───── TEXTE À LIRE
Avec la série d’attentats qui a touché la France depuis 2015, notamment le très meurtrier attentat du Bataclan, la question du terrorisme et de la radicalisation est devenue une problématique récurrente. De nombreuses analyses divergentes sont produites sur ces questions, mais les experts s’accordent à dire en général qu’il s’agit d’un phénomène en constante mutation.
Ce phénomène qui touche la France sur le plan national, avec certains éléments relevant d’une réalité locale, reste avant tout un phénomène global et transnational. La France ne peut pas trouver des solutions à cette problématique sans avoir une vision globale et internationale, intégrant des acteurs pluriels dans l’élaboration de potentielles solutions.
En effet, la problématique du terrorisme pose des questions sur le plan légal, moral, politique, sécuritaire, philosophique, démocratique, religieux, sociologique, économique et aussi géopolitique. Il s’agit donc d’un problème très complexe qu’on ne peut pas aborder uniquement sur la base d’un prisme monolithique.
──────────
» OBJECTIF: D'après le texte sur le terrorisme en France, sur quel point les experts s'accordent-ils en général ?
───── MATÉRIEL PRÉSENTÉ
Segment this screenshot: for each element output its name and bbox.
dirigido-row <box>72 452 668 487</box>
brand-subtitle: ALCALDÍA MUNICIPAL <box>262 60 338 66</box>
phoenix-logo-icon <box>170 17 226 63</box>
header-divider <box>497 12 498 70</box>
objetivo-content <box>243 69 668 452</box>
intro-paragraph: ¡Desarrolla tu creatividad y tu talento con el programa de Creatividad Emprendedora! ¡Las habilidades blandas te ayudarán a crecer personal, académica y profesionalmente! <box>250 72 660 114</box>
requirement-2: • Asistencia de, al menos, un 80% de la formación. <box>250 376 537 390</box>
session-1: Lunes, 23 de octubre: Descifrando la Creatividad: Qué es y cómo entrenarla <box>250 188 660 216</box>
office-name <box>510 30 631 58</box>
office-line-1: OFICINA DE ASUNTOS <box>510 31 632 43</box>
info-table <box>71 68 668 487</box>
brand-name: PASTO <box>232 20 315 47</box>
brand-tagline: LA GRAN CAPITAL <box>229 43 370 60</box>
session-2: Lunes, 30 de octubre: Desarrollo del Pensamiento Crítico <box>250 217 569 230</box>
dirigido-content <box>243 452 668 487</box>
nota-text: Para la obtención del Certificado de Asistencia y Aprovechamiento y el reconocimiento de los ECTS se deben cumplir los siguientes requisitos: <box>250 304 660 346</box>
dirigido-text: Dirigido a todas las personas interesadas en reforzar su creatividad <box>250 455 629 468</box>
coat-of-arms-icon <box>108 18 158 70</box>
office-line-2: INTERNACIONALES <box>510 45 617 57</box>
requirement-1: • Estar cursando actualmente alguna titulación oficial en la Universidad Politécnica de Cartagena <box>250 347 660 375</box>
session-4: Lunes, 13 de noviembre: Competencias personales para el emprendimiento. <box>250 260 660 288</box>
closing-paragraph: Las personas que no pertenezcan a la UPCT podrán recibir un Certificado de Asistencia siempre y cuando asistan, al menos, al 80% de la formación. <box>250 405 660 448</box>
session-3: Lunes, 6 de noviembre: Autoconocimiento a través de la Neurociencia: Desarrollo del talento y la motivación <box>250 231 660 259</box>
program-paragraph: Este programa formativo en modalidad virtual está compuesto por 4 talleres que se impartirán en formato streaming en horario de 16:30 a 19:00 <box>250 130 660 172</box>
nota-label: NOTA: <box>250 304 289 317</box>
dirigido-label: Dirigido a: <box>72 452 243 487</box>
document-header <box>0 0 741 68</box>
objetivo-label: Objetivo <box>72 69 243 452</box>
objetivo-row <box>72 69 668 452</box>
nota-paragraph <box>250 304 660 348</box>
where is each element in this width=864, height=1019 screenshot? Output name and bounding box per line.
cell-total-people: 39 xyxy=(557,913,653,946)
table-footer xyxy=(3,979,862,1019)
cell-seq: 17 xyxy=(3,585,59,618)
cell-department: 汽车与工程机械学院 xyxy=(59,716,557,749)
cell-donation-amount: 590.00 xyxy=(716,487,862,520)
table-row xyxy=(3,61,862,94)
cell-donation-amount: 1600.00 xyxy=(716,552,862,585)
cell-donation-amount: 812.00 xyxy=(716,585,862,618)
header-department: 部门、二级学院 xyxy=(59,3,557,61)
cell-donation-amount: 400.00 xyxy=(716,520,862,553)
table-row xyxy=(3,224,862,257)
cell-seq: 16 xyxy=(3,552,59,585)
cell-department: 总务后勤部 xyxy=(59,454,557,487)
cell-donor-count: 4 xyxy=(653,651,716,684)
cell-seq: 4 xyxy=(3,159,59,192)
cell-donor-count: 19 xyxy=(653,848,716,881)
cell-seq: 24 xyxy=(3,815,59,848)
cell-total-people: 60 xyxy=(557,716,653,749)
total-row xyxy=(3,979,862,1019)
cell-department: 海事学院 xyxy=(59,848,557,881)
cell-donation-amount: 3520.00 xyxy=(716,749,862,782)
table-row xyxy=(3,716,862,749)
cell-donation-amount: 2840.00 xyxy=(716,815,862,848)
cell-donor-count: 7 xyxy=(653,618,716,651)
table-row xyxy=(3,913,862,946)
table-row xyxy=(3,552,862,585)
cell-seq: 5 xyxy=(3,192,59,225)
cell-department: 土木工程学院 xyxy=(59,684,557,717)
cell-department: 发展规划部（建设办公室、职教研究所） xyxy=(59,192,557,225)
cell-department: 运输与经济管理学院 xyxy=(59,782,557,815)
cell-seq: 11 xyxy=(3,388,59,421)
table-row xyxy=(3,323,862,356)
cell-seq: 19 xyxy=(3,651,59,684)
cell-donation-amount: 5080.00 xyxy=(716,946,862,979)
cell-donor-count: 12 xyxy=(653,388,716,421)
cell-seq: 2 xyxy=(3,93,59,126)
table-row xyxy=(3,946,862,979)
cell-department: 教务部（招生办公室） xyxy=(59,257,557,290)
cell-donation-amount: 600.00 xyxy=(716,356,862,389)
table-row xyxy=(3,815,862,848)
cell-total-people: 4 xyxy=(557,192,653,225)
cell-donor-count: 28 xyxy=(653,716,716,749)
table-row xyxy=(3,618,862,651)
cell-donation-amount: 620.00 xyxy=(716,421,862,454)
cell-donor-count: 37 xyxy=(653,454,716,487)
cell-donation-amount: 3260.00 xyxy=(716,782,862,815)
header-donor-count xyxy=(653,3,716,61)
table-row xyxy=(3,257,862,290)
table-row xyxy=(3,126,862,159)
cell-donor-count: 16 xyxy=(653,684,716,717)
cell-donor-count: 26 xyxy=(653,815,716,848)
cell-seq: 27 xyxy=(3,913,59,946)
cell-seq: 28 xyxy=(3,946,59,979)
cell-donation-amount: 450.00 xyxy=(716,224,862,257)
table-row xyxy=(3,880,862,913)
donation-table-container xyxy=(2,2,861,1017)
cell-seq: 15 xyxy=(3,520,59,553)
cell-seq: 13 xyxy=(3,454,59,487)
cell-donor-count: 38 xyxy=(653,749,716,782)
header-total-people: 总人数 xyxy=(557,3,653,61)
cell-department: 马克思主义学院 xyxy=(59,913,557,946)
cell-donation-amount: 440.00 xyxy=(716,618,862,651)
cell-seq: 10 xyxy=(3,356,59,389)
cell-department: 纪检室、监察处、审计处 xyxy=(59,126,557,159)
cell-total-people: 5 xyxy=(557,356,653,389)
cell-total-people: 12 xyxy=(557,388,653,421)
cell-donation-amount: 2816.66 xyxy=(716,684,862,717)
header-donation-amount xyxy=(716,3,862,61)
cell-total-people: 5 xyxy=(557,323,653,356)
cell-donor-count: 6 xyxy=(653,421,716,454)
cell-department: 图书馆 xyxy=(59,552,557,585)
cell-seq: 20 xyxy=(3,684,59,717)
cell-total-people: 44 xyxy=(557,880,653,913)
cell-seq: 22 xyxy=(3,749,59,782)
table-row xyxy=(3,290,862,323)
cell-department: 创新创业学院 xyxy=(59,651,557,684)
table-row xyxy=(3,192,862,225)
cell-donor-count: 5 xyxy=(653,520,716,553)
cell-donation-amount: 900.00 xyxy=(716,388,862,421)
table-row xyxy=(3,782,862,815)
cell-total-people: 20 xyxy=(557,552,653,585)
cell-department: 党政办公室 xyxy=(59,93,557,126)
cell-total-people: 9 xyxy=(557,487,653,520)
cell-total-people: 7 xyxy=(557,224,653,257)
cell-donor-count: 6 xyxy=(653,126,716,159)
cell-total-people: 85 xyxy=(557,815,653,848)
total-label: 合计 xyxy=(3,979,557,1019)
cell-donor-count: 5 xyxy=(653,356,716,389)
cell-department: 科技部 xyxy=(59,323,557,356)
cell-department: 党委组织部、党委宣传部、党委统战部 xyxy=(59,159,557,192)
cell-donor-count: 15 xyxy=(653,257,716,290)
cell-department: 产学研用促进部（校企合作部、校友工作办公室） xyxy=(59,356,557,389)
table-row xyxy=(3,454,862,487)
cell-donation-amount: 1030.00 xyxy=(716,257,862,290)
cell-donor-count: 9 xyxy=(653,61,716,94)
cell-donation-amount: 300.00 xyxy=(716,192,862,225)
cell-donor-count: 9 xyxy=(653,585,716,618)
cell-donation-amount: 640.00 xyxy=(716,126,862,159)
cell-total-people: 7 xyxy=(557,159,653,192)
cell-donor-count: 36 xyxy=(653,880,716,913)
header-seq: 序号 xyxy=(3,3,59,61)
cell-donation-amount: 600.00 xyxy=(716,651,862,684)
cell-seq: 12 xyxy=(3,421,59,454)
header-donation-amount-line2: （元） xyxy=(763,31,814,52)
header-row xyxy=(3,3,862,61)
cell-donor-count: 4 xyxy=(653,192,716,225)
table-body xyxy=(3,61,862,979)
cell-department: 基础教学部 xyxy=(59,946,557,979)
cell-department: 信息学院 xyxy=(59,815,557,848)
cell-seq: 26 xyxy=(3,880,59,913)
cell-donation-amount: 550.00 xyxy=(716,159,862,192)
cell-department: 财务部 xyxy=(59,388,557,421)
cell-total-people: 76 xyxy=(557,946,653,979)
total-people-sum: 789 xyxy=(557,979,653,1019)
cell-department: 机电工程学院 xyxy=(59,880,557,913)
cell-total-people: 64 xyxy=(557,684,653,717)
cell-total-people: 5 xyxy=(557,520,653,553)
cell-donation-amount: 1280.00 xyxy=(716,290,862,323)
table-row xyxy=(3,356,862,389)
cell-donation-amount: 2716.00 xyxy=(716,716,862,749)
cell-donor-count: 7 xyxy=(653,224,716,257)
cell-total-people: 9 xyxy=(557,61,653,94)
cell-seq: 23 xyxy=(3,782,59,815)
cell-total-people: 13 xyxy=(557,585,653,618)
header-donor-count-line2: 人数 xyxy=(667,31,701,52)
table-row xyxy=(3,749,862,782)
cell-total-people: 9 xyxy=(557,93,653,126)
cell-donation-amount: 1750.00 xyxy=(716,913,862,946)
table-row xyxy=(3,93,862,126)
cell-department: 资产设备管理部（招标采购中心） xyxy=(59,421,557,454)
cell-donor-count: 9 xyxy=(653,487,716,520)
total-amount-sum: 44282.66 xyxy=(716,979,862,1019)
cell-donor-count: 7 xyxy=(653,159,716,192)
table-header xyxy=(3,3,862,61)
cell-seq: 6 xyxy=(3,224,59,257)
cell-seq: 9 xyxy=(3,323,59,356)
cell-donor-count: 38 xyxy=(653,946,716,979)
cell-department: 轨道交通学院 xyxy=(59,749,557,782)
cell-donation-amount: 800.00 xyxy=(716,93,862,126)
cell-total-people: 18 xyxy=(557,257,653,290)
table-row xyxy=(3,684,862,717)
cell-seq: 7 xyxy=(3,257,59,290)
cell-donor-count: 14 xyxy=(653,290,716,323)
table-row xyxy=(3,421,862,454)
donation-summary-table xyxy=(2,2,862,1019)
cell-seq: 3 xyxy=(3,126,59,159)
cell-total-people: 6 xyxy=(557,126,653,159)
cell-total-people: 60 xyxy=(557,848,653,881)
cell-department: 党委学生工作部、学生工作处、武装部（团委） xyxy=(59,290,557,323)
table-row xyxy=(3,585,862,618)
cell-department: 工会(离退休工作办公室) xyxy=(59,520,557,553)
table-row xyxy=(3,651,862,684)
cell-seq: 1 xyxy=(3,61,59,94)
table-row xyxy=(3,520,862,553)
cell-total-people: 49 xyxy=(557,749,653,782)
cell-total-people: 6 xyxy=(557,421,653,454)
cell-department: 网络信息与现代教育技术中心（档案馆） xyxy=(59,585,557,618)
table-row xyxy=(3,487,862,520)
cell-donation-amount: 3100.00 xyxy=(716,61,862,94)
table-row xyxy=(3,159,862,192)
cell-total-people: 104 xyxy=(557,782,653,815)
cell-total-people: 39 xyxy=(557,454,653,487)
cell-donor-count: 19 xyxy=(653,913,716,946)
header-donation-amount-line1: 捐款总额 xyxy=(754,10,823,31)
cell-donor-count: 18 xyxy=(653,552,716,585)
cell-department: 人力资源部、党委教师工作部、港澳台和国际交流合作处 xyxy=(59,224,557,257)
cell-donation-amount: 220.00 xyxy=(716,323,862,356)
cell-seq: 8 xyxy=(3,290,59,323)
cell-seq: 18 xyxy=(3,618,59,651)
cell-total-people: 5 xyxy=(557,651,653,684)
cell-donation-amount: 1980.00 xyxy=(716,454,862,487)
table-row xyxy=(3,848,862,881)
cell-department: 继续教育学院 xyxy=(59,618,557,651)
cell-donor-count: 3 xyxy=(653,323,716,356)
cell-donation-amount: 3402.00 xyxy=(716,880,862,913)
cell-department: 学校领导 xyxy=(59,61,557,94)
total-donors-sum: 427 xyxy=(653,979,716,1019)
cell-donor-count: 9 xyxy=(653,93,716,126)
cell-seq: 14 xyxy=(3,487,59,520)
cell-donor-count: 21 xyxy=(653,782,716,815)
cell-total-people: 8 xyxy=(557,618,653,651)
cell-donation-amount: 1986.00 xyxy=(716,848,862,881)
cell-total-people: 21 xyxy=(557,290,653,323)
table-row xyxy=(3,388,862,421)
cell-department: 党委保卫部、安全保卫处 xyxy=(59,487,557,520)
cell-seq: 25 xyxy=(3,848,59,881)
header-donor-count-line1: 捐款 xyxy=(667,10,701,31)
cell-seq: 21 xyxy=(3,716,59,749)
──────────
» CORRIGÉ: Ils s'accordent à dire qu'il s'agit d'un phénomène en constante mutation.